Chapter 2, Problem 1MC

In Exercises 1-6, determine whether each relation is a function. Give the domain and range for each relation.

1. {(2, 6), (1, 4), (2, −6)}

Expert Solution & Answer

To determine

To find: The domain and range of the relation; also check whether the relation is a function or not.

Answer to Problem 1MC

The domain and range of the relation is {1,2} and {−6,4,6} respectively and the relation {(2,6),(1,4),(2,−6)} does not represent a function.

Explanation of Solution

Given:

The relation is {(2,6),(1,4),(2,−6)}.

Definition used:

Relation:

“A relation is any set of ordered pairs and the set of all first component of the ordered pairs is called domain and the set of all second component of the relation is called the range of the relation.”

Function:

“A function is relation such that each element in the domain corresponds to exactly one element in the range”.

Interpretation:

Consider the relation, {(2,6),(1,4),(2,−6)}.

=== Data ===
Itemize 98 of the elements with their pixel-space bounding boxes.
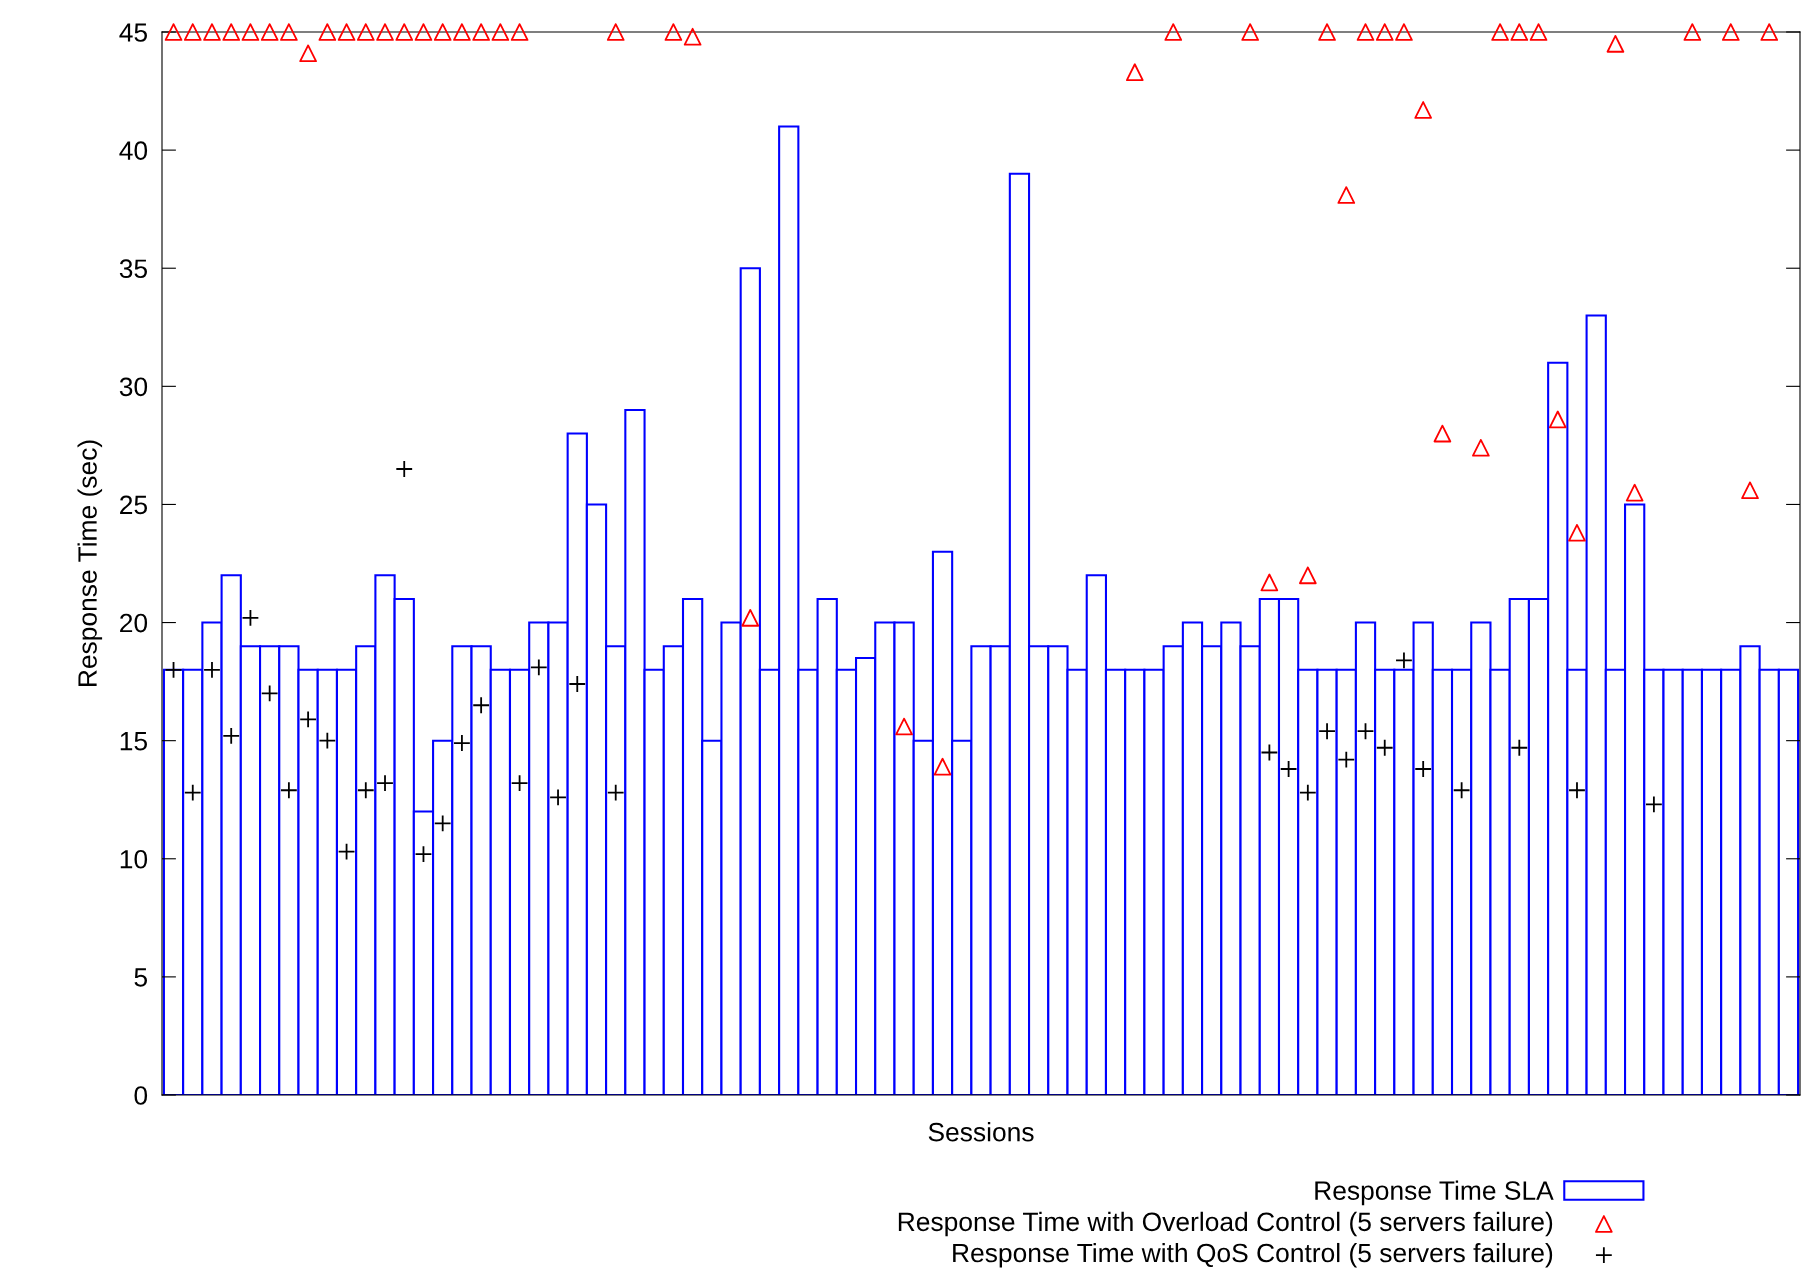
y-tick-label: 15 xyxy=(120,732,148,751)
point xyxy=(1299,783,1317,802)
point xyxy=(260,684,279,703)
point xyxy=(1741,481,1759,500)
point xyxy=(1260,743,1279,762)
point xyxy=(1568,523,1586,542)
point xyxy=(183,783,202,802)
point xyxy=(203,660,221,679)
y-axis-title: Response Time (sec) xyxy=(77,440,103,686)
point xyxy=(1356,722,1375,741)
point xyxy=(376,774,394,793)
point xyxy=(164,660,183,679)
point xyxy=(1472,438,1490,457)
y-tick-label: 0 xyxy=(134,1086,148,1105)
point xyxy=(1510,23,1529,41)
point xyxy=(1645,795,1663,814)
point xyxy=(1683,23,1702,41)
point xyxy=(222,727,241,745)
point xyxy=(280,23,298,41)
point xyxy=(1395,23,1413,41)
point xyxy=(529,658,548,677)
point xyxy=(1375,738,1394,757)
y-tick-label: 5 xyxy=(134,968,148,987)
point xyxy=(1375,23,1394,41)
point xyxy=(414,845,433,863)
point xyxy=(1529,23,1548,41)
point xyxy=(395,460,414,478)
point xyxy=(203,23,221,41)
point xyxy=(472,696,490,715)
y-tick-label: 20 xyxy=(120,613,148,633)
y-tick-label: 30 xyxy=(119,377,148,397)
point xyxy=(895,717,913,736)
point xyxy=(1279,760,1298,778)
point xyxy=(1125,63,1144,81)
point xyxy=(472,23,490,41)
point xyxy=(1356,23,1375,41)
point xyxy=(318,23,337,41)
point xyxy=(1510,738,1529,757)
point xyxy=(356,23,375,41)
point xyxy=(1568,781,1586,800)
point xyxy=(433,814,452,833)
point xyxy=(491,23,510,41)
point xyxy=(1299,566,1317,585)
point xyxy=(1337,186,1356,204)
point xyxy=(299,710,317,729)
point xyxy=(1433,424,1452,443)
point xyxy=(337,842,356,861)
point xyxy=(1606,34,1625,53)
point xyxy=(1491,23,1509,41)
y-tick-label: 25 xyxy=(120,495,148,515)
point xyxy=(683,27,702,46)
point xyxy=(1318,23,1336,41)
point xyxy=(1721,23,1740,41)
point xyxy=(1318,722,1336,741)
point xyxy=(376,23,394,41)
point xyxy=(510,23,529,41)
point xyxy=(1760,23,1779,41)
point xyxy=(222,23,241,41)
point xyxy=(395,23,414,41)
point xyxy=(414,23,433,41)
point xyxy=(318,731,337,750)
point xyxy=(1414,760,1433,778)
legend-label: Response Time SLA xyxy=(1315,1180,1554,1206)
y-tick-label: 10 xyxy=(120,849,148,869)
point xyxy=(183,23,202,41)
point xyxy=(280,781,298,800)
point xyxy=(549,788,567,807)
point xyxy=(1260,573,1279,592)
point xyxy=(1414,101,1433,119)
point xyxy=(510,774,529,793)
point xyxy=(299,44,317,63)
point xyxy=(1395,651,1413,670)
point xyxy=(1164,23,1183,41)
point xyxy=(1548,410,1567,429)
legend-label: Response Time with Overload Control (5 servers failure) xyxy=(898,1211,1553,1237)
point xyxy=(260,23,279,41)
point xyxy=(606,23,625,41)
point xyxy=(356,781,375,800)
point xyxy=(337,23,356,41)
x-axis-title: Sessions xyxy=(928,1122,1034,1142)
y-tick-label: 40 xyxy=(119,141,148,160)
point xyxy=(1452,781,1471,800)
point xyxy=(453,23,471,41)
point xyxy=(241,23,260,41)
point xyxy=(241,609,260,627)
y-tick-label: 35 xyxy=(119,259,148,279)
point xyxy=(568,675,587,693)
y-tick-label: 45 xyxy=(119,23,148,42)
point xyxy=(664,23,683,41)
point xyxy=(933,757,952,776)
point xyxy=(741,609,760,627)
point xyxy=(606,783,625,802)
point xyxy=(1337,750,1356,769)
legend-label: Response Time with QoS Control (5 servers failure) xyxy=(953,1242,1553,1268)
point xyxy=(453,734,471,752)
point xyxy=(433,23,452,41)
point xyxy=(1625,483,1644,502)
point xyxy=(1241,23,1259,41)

=== Tasks for this exercise ===
a. Answer these questions about the solution on relations and functions, one line each:
(i) Which exercises does the opening instruction cover?
(ii) What domain does the answer give for the relation?
(iii) Under "Function:", how many range elements must each domain element correspond to?
b. Carry on the solution on relations and functions from the line "Consider the relation, {(2,6),(1,4),(2,−6)}."

=== Answers for the tasks ===
a.
(i) Exercises 1-6
(ii) {1,2}
(iii) Exactly one

b.
Clearly, the first component of the above ordered pairs are {1,2}.

By the definition of the relation, the domain of the relation is the first components of the set of ordered pairs.

That is, the domain of the function is {1,2}.

Also, the second component of the ordered pairs are {−6,4,6}.

By the definition of the relation, the range of the relation is the second component of the set of ordered pairs.

That is, the range of the function is {−6,4,6}.

Draw a circle for the domain and range that will represent the above relation as shown in the below Figure 1.

COLLEGE ALGEBRA ESSENTIALS, Chapter 2, Problem 1MC

From Figure 1, the element 2 is mapped into the elements 6 and −6.

Also, the element 1 is mapped into 4.

That is, the set of ordered pairs {(2,6),(2,−6)} in the given relation have the same first coordinate and different second coordinate.

Since the element 2 is mapped into two elements in the range.

By the definition of the function, the relation is not a function.

Thus, the relation {(2,6),(1,4),(2,−6)} is not a function.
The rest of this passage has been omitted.